::: PROVIDED DATA :::
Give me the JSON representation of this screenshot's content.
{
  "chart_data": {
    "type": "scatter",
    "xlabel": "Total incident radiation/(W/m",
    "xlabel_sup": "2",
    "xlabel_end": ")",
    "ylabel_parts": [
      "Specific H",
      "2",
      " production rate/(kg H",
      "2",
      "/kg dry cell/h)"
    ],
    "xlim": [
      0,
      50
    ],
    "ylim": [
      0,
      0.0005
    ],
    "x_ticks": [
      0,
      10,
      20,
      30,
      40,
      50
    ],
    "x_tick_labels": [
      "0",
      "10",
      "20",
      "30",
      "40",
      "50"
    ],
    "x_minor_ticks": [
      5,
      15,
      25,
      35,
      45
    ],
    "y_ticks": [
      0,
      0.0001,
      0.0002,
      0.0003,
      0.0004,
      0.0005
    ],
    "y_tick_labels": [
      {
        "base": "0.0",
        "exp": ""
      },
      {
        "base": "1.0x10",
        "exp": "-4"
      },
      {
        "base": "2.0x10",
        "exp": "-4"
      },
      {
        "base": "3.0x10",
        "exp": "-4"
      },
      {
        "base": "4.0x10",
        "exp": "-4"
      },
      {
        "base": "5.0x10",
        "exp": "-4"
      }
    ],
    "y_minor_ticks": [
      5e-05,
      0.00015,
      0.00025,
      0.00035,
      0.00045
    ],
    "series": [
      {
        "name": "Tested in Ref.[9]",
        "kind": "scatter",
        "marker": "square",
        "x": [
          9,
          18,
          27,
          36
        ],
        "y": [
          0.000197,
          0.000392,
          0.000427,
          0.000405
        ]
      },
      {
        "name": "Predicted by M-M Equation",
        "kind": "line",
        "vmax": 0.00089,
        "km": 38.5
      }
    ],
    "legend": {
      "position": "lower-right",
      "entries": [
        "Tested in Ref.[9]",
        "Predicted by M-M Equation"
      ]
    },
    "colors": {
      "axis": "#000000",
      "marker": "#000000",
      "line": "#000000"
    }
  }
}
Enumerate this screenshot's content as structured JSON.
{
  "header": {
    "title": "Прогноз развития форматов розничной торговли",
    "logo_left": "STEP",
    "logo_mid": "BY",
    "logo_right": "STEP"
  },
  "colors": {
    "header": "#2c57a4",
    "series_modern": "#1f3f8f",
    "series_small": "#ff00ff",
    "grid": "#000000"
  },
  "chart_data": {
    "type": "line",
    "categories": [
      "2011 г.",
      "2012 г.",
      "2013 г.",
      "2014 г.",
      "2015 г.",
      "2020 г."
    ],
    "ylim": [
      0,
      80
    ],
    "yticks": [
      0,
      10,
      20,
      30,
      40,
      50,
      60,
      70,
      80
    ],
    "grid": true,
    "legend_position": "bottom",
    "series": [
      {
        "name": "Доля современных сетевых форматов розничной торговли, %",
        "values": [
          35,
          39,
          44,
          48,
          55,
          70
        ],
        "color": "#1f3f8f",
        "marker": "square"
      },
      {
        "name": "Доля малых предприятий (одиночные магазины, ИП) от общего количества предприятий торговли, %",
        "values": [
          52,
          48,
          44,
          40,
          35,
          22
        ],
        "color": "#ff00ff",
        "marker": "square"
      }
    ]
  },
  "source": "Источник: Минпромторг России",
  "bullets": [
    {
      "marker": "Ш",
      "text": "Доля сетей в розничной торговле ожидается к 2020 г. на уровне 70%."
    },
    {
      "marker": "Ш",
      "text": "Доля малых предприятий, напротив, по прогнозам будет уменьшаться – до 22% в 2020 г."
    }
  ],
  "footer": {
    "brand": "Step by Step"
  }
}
:::
### TASK INSTRUCTIONS
Write the material out exactly, with nothing left out.

### SOLUTION FOR THIS TASK
Give me the JSON representation of this screenshot's content.
{
  "chart_data": {
    "type": "scatter",
    "xlabel": "Total incident radiation/(W/m",
    "xlabel_sup": "2",
    "xlabel_end": ")",
    "ylabel_parts": [
      "Specific H",
      "2",
      " production rate/(kg H",
      "2",
      "/kg dry cell/h)"
    ],
    "xlim": [
      0,
      50
    ],
    "ylim": [
      0,
      0.0005
    ],
    "x_ticks": [
      0,
      10,
      20,
      30,
      40,
      50
    ],
    "x_tick_labels": [
      "0",
      "10",
      "20",
      "30",
      "40",
      "50"
    ],
    "x_minor_ticks": [
      5,
      15,
      25,
      35,
      45
    ],
    "y_ticks": [
      0,
      0.0001,
      0.0002,
      0.0003,
      0.0004,
      0.0005
    ],
    "y_tick_labels": [
      {
        "base": "0.0",
        "exp": ""
      },
      {
        "base": "1.0x10",
        "exp": "-4"
      },
      {
        "base": "2.0x10",
        "exp": "-4"
      },
      {
        "base": "3.0x10",
        "exp": "-4"
      },
      {
        "base": "4.0x10",
        "exp": "-4"
      },
      {
        "base": "5.0x10",
        "exp": "-4"
      }
    ],
    "y_minor_ticks": [
      5e-05,
      0.00015,
      0.00025,
      0.00035,
      0.00045
    ],
    "series": [
      {
        "name": "Tested in Ref.[9]",
        "kind": "scatter",
        "marker": "square",
        "x": [
          9,
          18,
          27,
          36
        ],
        "y": [
          0.000197,
          0.000392,
          0.000427,
          0.000405
        ]
      },
      {
        "name": "Predicted by M-M Equation",
        "kind": "line",
        "vmax": 0.00089,
        "km": 38.5
      }
    ],
    "legend": {
      "position": "lower-right",
      "entries": [
        "Tested in Ref.[9]",
        "Predicted by M-M Equation"
      ]
    },
    "colors": {
      "axis": "#000000",
      "marker": "#000000",
      "line": "#000000"
    }
  }
}
Enumerate this screenshot's content as structured JSON.
{
  "header": {
    "title": "Прогноз развития форматов розничной торговли",
    "logo_left": "STEP",
    "logo_mid": "BY",
    "logo_right": "STEP"
  },
  "colors": {
    "header": "#2c57a4",
    "series_modern": "#1f3f8f",
    "series_small": "#ff00ff",
    "grid": "#000000"
  },
  "chart_data": {
    "type": "line",
    "categories": [
      "2011 г.",
      "2012 г.",
      "2013 г.",
      "2014 г.",
      "2015 г.",
      "2020 г."
    ],
    "ylim": [
      0,
      80
    ],
    "yticks": [
      0,
      10,
      20,
      30,
      40,
      50,
      60,
      70,
      80
    ],
    "grid": true,
    "legend_position": "bottom",
    "series": [
      {
        "name": "Доля современных сетевых форматов розничной торговли, %",
        "values": [
          35,
          39,
          44,
          48,
          55,
          70
        ],
        "color": "#1f3f8f",
        "marker": "square"
      },
      {
        "name": "Доля малых предприятий (одиночные магазины, ИП) от общего количества предприятий торговли, %",
        "values": [
          52,
          48,
          44,
          40,
          35,
          22
        ],
        "color": "#ff00ff",
        "marker": "square"
      }
    ]
  },
  "source": "Источник: Минпромторг России",
  "bullets": [
    {
      "marker": "Ш",
      "text": "Доля сетей в розничной торговле ожидается к 2020 г. на уровне 70%."
    },
    {
      "marker": "Ш",
      "text": "Доля малых предприятий, напротив, по прогнозам будет уменьшаться – до 22% в 2020 г."
    }
  ],
  "footer": {
    "brand": "Step by Step"
  }
}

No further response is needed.